[Task prompt] Pick out each line of the records that includes the string "text", and copy it.

(Extracted records)
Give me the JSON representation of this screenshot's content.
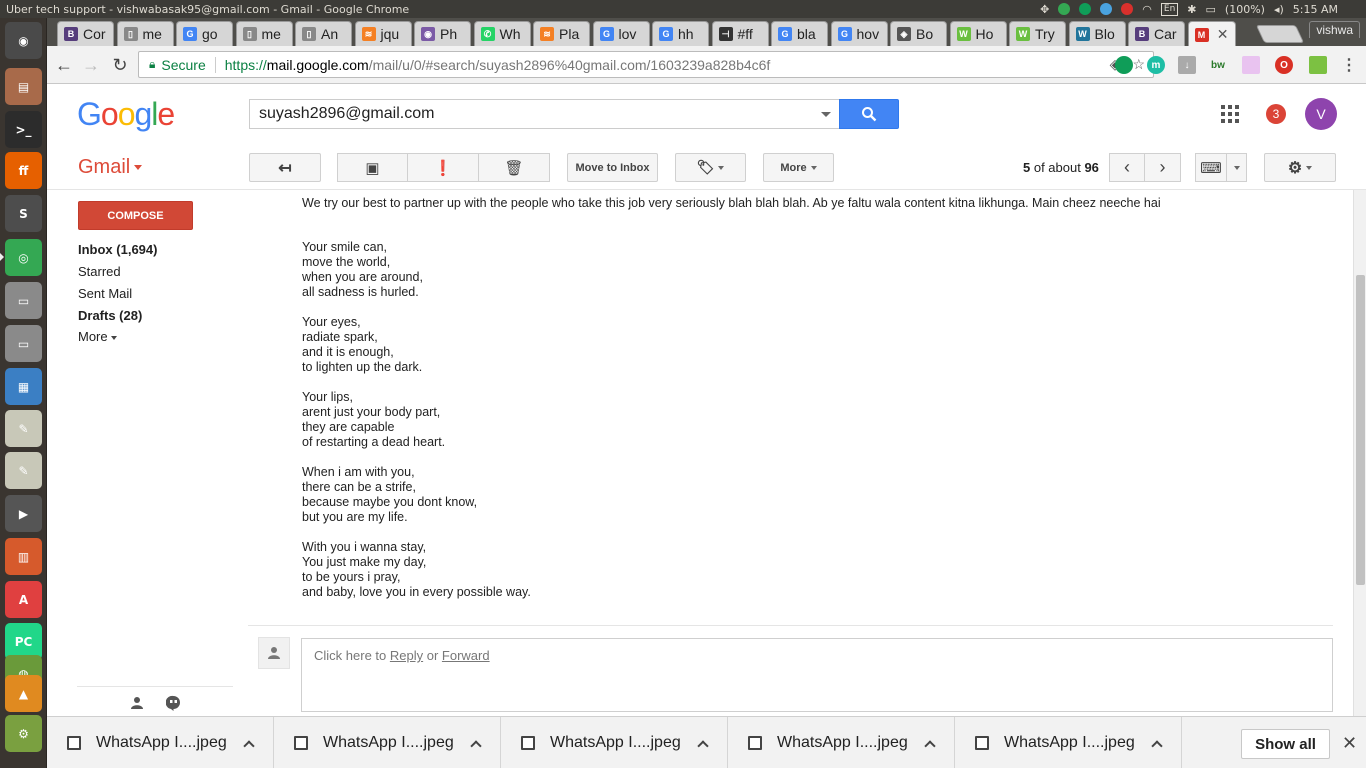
{
  "os_panel": {
    "window_title": "Uber tech support - vishwabasak95@gmail.com - Gmail - Google Chrome",
    "lang_indicator": "En",
    "battery": "(100%)",
    "clock": "5:15 AM"
  },
  "launcher": [
    {
      "name": "ubuntu-dash-icon",
      "color": "#4a4a4a",
      "glyph": "◉"
    },
    {
      "name": "files-icon",
      "color": "#a86a4a",
      "glyph": "▤"
    },
    {
      "name": "terminal-icon",
      "color": "#2c2c2c",
      "glyph": ">_"
    },
    {
      "name": "firefox-icon",
      "color": "#e66000",
      "glyph": "ff"
    },
    {
      "name": "sublime-text-icon",
      "color": "#4d4d4d",
      "glyph": "S"
    },
    {
      "name": "chrome-icon",
      "color": "#34a853",
      "glyph": "◎"
    },
    {
      "name": "disk-icon",
      "color": "#8a8a8a",
      "glyph": "▭"
    },
    {
      "name": "disk-icon-2",
      "color": "#8a8a8a",
      "glyph": "▭"
    },
    {
      "name": "document-viewer-icon",
      "color": "#3b7fc4",
      "glyph": "▦"
    },
    {
      "name": "text-editor-icon",
      "color": "#c8c8b8",
      "glyph": "✎"
    },
    {
      "name": "text-editor-icon-2",
      "color": "#c8c8b8",
      "glyph": "✎"
    },
    {
      "name": "video-editor-icon",
      "color": "#555555",
      "glyph": "▶"
    },
    {
      "name": "impress-icon",
      "color": "#d65a2c",
      "glyph": "▥"
    },
    {
      "name": "pdf-viewer-icon",
      "color": "#e04040",
      "glyph": "A"
    },
    {
      "name": "pycharm-icon",
      "color": "#21d789",
      "glyph": "PC"
    },
    {
      "name": "android-studio-icon",
      "color": "#6a9a3a",
      "glyph": "◍"
    },
    {
      "name": "vlc-icon",
      "color": "#e08a20",
      "glyph": "▲"
    },
    {
      "name": "system-settings-icon",
      "color": "#7aa040",
      "glyph": "⚙"
    }
  ],
  "tabs": [
    {
      "label": "Cor",
      "fav": "B",
      "fav_color": "#563d7c"
    },
    {
      "label": "me",
      "fav": "▯",
      "fav_color": "#888888"
    },
    {
      "label": "go",
      "fav": "G",
      "fav_color": "#4285f4"
    },
    {
      "label": "me",
      "fav": "▯",
      "fav_color": "#888888"
    },
    {
      "label": "An",
      "fav": "▯",
      "fav_color": "#888888"
    },
    {
      "label": "jqu",
      "fav": "≋",
      "fav_color": "#f48024"
    },
    {
      "label": "Ph",
      "fav": "◉",
      "fav_color": "#7b5aa6"
    },
    {
      "label": "Wh",
      "fav": "✆",
      "fav_color": "#25d366"
    },
    {
      "label": "Pla",
      "fav": "≋",
      "fav_color": "#f48024"
    },
    {
      "label": "lov",
      "fav": "G",
      "fav_color": "#4285f4"
    },
    {
      "label": "hh",
      "fav": "G",
      "fav_color": "#4285f4"
    },
    {
      "label": "#ff",
      "fav": "⊣",
      "fav_color": "#333333"
    },
    {
      "label": "bla",
      "fav": "G",
      "fav_color": "#4285f4"
    },
    {
      "label": "hov",
      "fav": "G",
      "fav_color": "#4285f4"
    },
    {
      "label": "Bo",
      "fav": "◈",
      "fav_color": "#555555"
    },
    {
      "label": "Ho",
      "fav": "W",
      "fav_color": "#6abf40"
    },
    {
      "label": "Try",
      "fav": "W",
      "fav_color": "#6abf40"
    },
    {
      "label": "Blo",
      "fav": "W",
      "fav_color": "#21759b"
    },
    {
      "label": "Car",
      "fav": "B",
      "fav_color": "#563d7c"
    },
    {
      "label": "",
      "fav": "M",
      "fav_color": "#d93025",
      "active": true
    }
  ],
  "profile_user": "vishwa",
  "address_bar": {
    "secure_label": "Secure",
    "url_scheme": "https://",
    "url_host": "mail.google.com",
    "url_path": "/mail/u/0/#search/suyash2896%40gmail.com/1603239a828b4c6f"
  },
  "header": {
    "search_value": "suyash2896@gmail.com",
    "notification_count": "3",
    "avatar_letter": "V"
  },
  "action_bar": {
    "gmail_label": "Gmail",
    "move_to_inbox": "Move to Inbox",
    "more": "More",
    "pager_current": "5",
    "pager_of_about": " of about ",
    "pager_total": "96"
  },
  "left_nav": {
    "compose": "COMPOSE",
    "inbox": "Inbox (1,694)",
    "starred": "Starred",
    "sent": "Sent Mail",
    "drafts": "Drafts (28)",
    "more": "More"
  },
  "message": {
    "partial_line": "",
    "intro": "We try our best to partner up with the people who take this job very seriously blah blah blah. Ab ye faltu wala content kitna likhunga. Main cheez neeche hai",
    "stanzas": [
      [
        "Your smile can,",
        "move the world,",
        "when you are around,",
        "all sadness is hurled."
      ],
      [
        "Your eyes,",
        "radiate spark,",
        "and it is enough,",
        "to lighten up the dark."
      ],
      [
        "Your lips,",
        "arent just your body part,",
        "they are capable",
        "of restarting a dead heart."
      ],
      [
        "When i am with you,",
        "there can be a strife,",
        "because maybe you dont know,",
        "but you are my life."
      ],
      [
        "With you i wanna stay,",
        "You just make my day,",
        "to be yours i pray,",
        "and baby, love you in every possible way."
      ]
    ]
  },
  "reply": {
    "prefix": "Click here to ",
    "reply_link": "Reply",
    "or": " or ",
    "forward_link": "Forward"
  },
  "downloads": [
    {
      "name": "WhatsApp I....jpeg"
    },
    {
      "name": "WhatsApp I....jpeg"
    },
    {
      "name": "WhatsApp I....jpeg"
    },
    {
      "name": "WhatsApp I....jpeg"
    },
    {
      "name": "WhatsApp I....jpeg"
    }
  ],
  "show_all": "Show all",
  "colors": {
    "gmail_red": "#dd4b39",
    "compose_red": "#d14836",
    "search_blue": "#4285f4",
    "secure_green": "#0b8043"
  }
}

[Finished exercise]
      "name": "sublime-text-icon",
      "name": "text-editor-icon",
      "name": "text-editor-icon-2",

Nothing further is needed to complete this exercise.